- WHAT YOU NEED TO DO -
State only how many lines contain the string "Oral".
· · · · · · ·
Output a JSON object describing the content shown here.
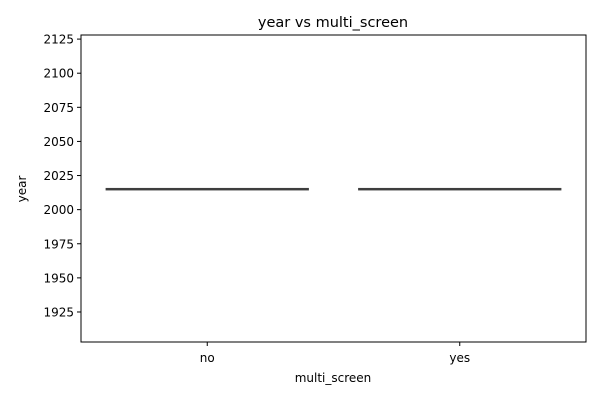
{
  "chart_data": {
    "type": "box",
    "title": "year vs multi_screen",
    "xlabel": "multi_screen",
    "ylabel": "year",
    "categories": [
      "no",
      "yes"
    ],
    "ylim": [
      1903,
      2128
    ],
    "yticks": [
      1925,
      1950,
      1975,
      2000,
      2025,
      2050,
      2075,
      2100,
      2125
    ],
    "grid": false,
    "boxes": [
      {
        "category": "no",
        "min": 2015,
        "q1": 2015,
        "median": 2015,
        "q3": 2015,
        "max": 2015
      },
      {
        "category": "yes",
        "min": 2015,
        "q1": 2015,
        "median": 2015,
        "q3": 2015,
        "max": 2015
      }
    ],
    "colors": {
      "box_line": "#3f3f3f",
      "axis": "#000000"
    }
  }
}
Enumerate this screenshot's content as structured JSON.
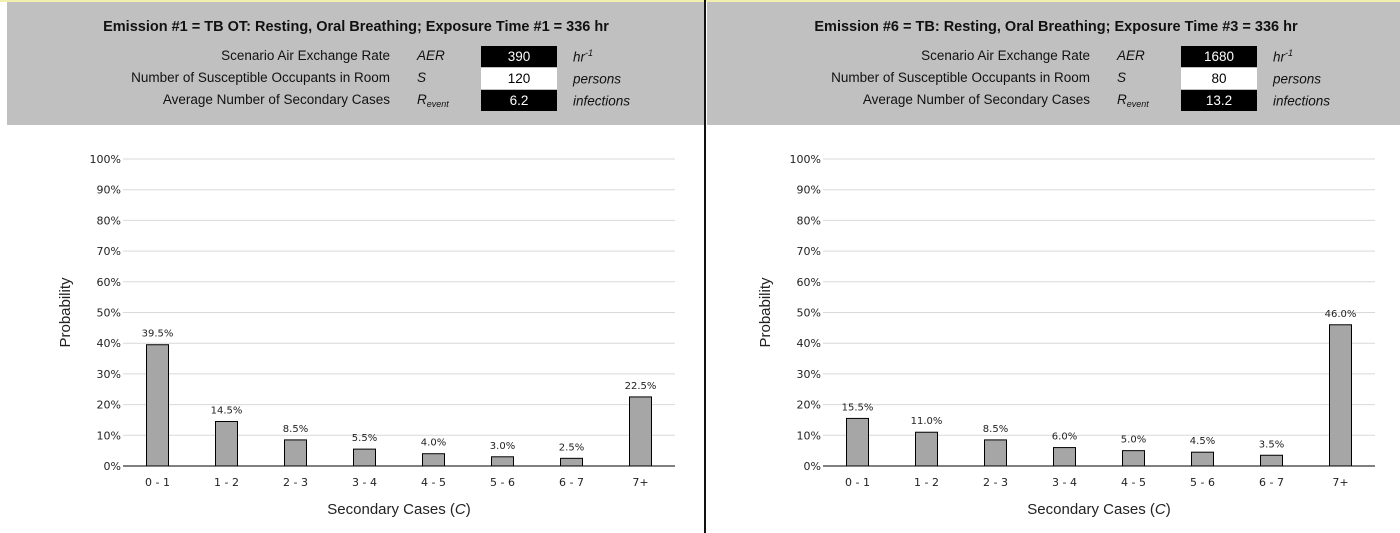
{
  "panels": [
    {
      "title": "Emission #1 = TB OT: Resting, Oral Breathing; Exposure Time #1 = 336 hr",
      "params": [
        {
          "label": "Scenario Air Exchange Rate",
          "symbol": "AER",
          "symbol_sub": "",
          "value": "390",
          "unit": "hr",
          "unit_sup": "-1",
          "value_style": "dark"
        },
        {
          "label": "Number of Susceptible Occupants in Room",
          "symbol": "S",
          "symbol_sub": "",
          "value": "120",
          "unit": "persons",
          "unit_sup": "",
          "value_style": "light"
        },
        {
          "label": "Average Number of Secondary Cases",
          "symbol": "R",
          "symbol_sub": "event",
          "value": "6.2",
          "unit": "infections",
          "unit_sup": "",
          "value_style": "dark"
        }
      ]
    },
    {
      "title": "Emission #6 = TB: Resting, Oral Breathing; Exposure Time #3 = 336 hr",
      "params": [
        {
          "label": "Scenario Air Exchange Rate",
          "symbol": "AER",
          "symbol_sub": "",
          "value": "1680",
          "unit": "hr",
          "unit_sup": "-1",
          "value_style": "dark"
        },
        {
          "label": "Number of Susceptible Occupants in Room",
          "symbol": "S",
          "symbol_sub": "",
          "value": "80",
          "unit": "persons",
          "unit_sup": "",
          "value_style": "light"
        },
        {
          "label": "Average Number of Secondary Cases",
          "symbol": "R",
          "symbol_sub": "event",
          "value": "13.2",
          "unit": "infections",
          "unit_sup": "",
          "value_style": "dark"
        }
      ]
    }
  ],
  "chart_data": [
    {
      "type": "bar",
      "categories": [
        "0 - 1",
        "1 - 2",
        "2 - 3",
        "3 - 4",
        "4 - 5",
        "5 - 6",
        "6 - 7",
        "7+"
      ],
      "values": [
        39.5,
        14.5,
        8.5,
        5.5,
        4.0,
        3.0,
        2.5,
        22.5
      ],
      "data_labels": [
        "39.5%",
        "14.5%",
        "8.5%",
        "5.5%",
        "4.0%",
        "3.0%",
        "2.5%",
        "22.5%"
      ],
      "xlabel": "Secondary Cases (",
      "xlabel_var": "C",
      "xlabel_end": ")",
      "ylabel": "Probability",
      "ylim": [
        0,
        100
      ],
      "yticks": [
        "0%",
        "10%",
        "20%",
        "30%",
        "40%",
        "50%",
        "60%",
        "70%",
        "80%",
        "90%",
        "100%"
      ],
      "grid": true,
      "bar_color": "#a6a6a6"
    },
    {
      "type": "bar",
      "categories": [
        "0 - 1",
        "1 - 2",
        "2 - 3",
        "3 - 4",
        "4 - 5",
        "5 - 6",
        "6 - 7",
        "7+"
      ],
      "values": [
        15.5,
        11.0,
        8.5,
        6.0,
        5.0,
        4.5,
        3.5,
        46.0
      ],
      "data_labels": [
        "15.5%",
        "11.0%",
        "8.5%",
        "6.0%",
        "5.0%",
        "4.5%",
        "3.5%",
        "46.0%"
      ],
      "xlabel": "Secondary Cases (",
      "xlabel_var": "C",
      "xlabel_end": ")",
      "ylabel": "Probability",
      "ylim": [
        0,
        100
      ],
      "yticks": [
        "0%",
        "10%",
        "20%",
        "30%",
        "40%",
        "50%",
        "60%",
        "70%",
        "80%",
        "90%",
        "100%"
      ],
      "grid": true,
      "bar_color": "#a6a6a6"
    }
  ]
}
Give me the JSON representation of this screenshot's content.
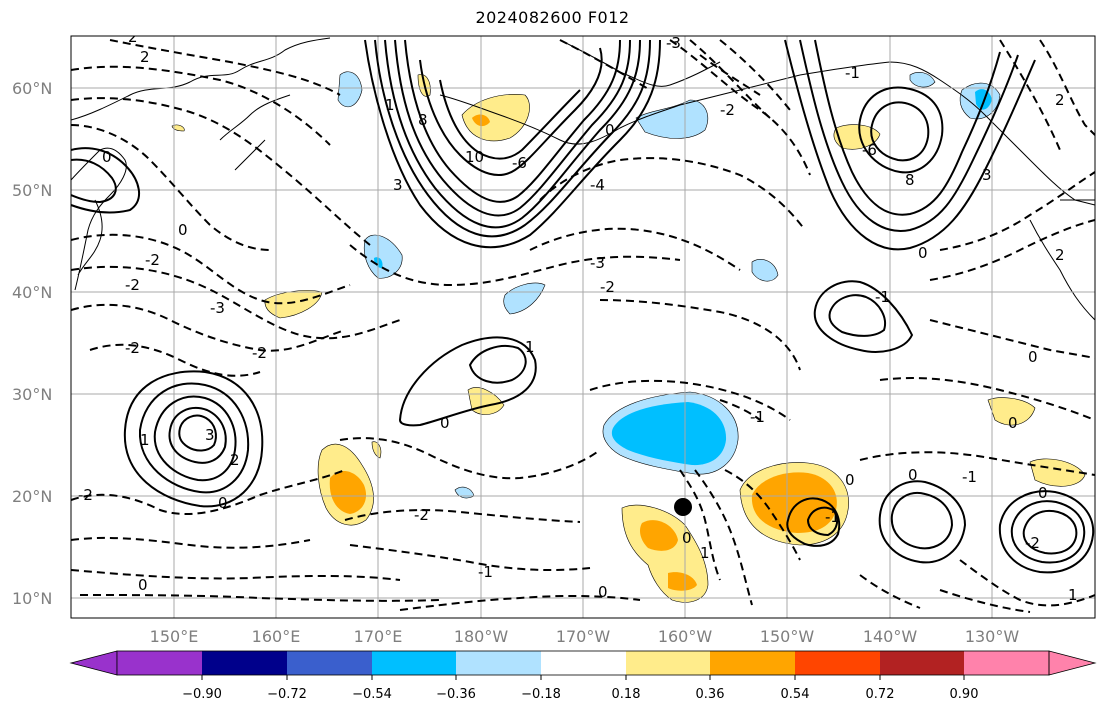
{
  "title": "2024082600 F012",
  "latitude_labels": [
    "60°N",
    "50°N",
    "40°N",
    "30°N",
    "20°N",
    "10°N"
  ],
  "longitude_labels": [
    "150°E",
    "160°E",
    "170°E",
    "180°W",
    "170°W",
    "160°W",
    "150°W",
    "140°W",
    "130°W"
  ],
  "colorbar": {
    "tick_labels": [
      "−0.90",
      "−0.72",
      "−0.54",
      "−0.36",
      "−0.18",
      "0.18",
      "0.36",
      "0.54",
      "0.72",
      "0.90"
    ],
    "colors": [
      "#9932cc",
      "#00008b",
      "#3a5fcd",
      "#00bfff",
      "#b0e2ff",
      "#ffffff",
      "#ffec8b",
      "#ffa500",
      "#ff4500",
      "#b22222",
      "#ff82ab"
    ]
  },
  "contour_labels": [
    "2",
    "2",
    "0",
    "0",
    "-2",
    "-3",
    "-2",
    "-2",
    "-2",
    "-3",
    "0",
    "-2",
    "0",
    "-2",
    "3",
    "2",
    "1",
    "0",
    "-2",
    "-1",
    "0",
    "-1",
    "1",
    "0",
    "1",
    "0",
    "-1",
    "0",
    "-1",
    "0",
    "10",
    "8",
    "-6",
    "-4",
    "3",
    "1",
    "0",
    "-3",
    "-2",
    "8",
    "-6",
    "3",
    "0",
    "-1",
    "-1",
    "0",
    "2",
    "2",
    "0",
    "-2",
    "1"
  ],
  "storm_marker": {
    "lon": -160.3,
    "lat": 19.1
  }
}
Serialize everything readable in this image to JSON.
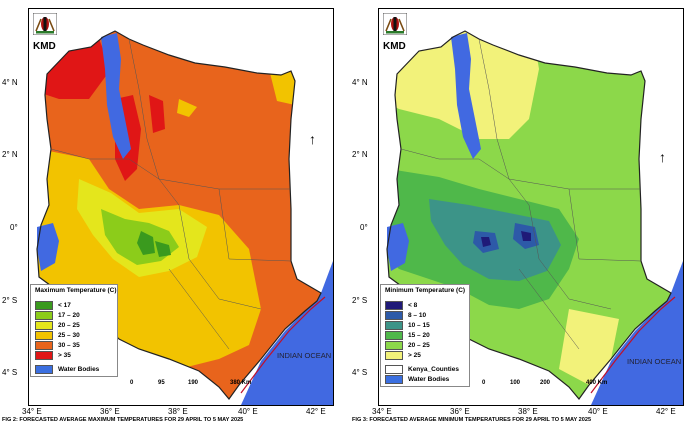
{
  "logo": {
    "text": "KMD"
  },
  "latitude_labels": [
    "4° N",
    "2° N",
    "0°",
    "2° S",
    "4° S"
  ],
  "longitude_labels": [
    "34° E",
    "36° E",
    "38° E",
    "40° E",
    "42° E"
  ],
  "ocean_label": "INDIAN OCEAN",
  "left_map": {
    "caption": "FIG 2: FORECASTED AVERAGE MAXIMUM TEMPERATURES FOR 29 APRIL TO 5 MAY 2025",
    "legend_title": "Maximum Temperature (C)",
    "legend_items": [
      {
        "label": "< 17",
        "color": "#3a9a1e"
      },
      {
        "label": "17 – 20",
        "color": "#8ccc1a"
      },
      {
        "label": "20 – 25",
        "color": "#e4e61c"
      },
      {
        "label": "25 – 30",
        "color": "#f2c300"
      },
      {
        "label": "30 – 35",
        "color": "#e8641c"
      },
      {
        "label": "> 35",
        "color": "#e01616"
      }
    ],
    "water_label": "Water Bodies",
    "water_color": "#3b6fe0",
    "scale": {
      "ticks": [
        "0",
        "95",
        "190",
        "380 Km"
      ]
    }
  },
  "right_map": {
    "caption": "FIG 3: FORECASTED AVERAGE MINIMUM TEMPERATURES FOR 29 APRIL TO 5 MAY 2025",
    "legend_title": "Minimum Temperature (C)",
    "legend_items": [
      {
        "label": "< 8",
        "color": "#1f1a78"
      },
      {
        "label": "8 – 10",
        "color": "#2d5aa8"
      },
      {
        "label": "10 – 15",
        "color": "#3c9488"
      },
      {
        "label": "15 – 20",
        "color": "#4fb84a"
      },
      {
        "label": "20 – 25",
        "color": "#8cd84a"
      },
      {
        "label": "> 25",
        "color": "#f2f27a"
      }
    ],
    "counties_label": "Kenya_Counties",
    "water_label": "Water Bodies",
    "water_color": "#3b6fe0",
    "scale": {
      "ticks": [
        "0",
        "100",
        "200",
        "400 Km"
      ]
    }
  }
}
· · · · · · ·
- SOLUTION FOR THIS TASK -
2